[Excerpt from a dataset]
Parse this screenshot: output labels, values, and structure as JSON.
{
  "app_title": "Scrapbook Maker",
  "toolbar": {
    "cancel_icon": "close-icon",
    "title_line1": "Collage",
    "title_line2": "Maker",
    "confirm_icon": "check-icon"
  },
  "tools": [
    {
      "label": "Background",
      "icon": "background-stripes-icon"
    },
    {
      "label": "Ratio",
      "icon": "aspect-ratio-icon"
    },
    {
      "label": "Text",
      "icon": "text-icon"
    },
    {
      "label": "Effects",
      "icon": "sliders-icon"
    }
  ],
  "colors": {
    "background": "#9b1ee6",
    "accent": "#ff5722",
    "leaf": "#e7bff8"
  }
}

▸ **The problem**:
Filter the entries and copy out every line with the word "icon".

▸ **Solution to this task**:
    "cancel_icon": "close-icon",
    "confirm_icon": "check-icon"
      "icon": "background-stripes-icon"
      "icon": "aspect-ratio-icon"
      "icon": "text-icon"
      "icon": "sliders-icon"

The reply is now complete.